Transcribe all records exactly.

-=-=-

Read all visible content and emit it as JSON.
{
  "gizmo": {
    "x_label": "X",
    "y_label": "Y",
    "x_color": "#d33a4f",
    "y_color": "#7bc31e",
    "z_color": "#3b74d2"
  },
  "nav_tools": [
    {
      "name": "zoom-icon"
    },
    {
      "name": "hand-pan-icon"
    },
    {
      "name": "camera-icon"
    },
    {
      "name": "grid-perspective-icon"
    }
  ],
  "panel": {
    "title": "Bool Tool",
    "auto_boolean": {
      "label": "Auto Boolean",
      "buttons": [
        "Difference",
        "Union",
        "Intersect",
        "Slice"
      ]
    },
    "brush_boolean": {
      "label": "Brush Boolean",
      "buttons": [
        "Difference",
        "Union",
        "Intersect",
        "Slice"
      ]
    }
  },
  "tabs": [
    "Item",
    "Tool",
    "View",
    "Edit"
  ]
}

-=-=-

Task result:
Read all visible content and emit it as JSON.
{
  "gizmo": {
    "x_label": "X",
    "y_label": "Y",
    "x_color": "#d33a4f",
    "y_color": "#7bc31e",
    "z_color": "#3b74d2"
  },
  "nav_tools": [
    {
      "name": "zoom-icon"
    },
    {
      "name": "hand-pan-icon"
    },
    {
      "name": "camera-icon"
    },
    {
      "name": "grid-perspective-icon"
    }
  ],
  "panel": {
    "title": "Bool Tool",
    "auto_boolean": {
      "label": "Auto Boolean",
      "buttons": [
        "Difference",
        "Union",
        "Intersect",
        "Slice"
      ]
    },
    "brush_boolean": {
      "label": "Brush Boolean",
      "buttons": [
        "Difference",
        "Union",
        "Intersect",
        "Slice"
      ]
    }
  },
  "tabs": [
    "Item",
    "Tool",
    "View",
    "Edit"
  ]
}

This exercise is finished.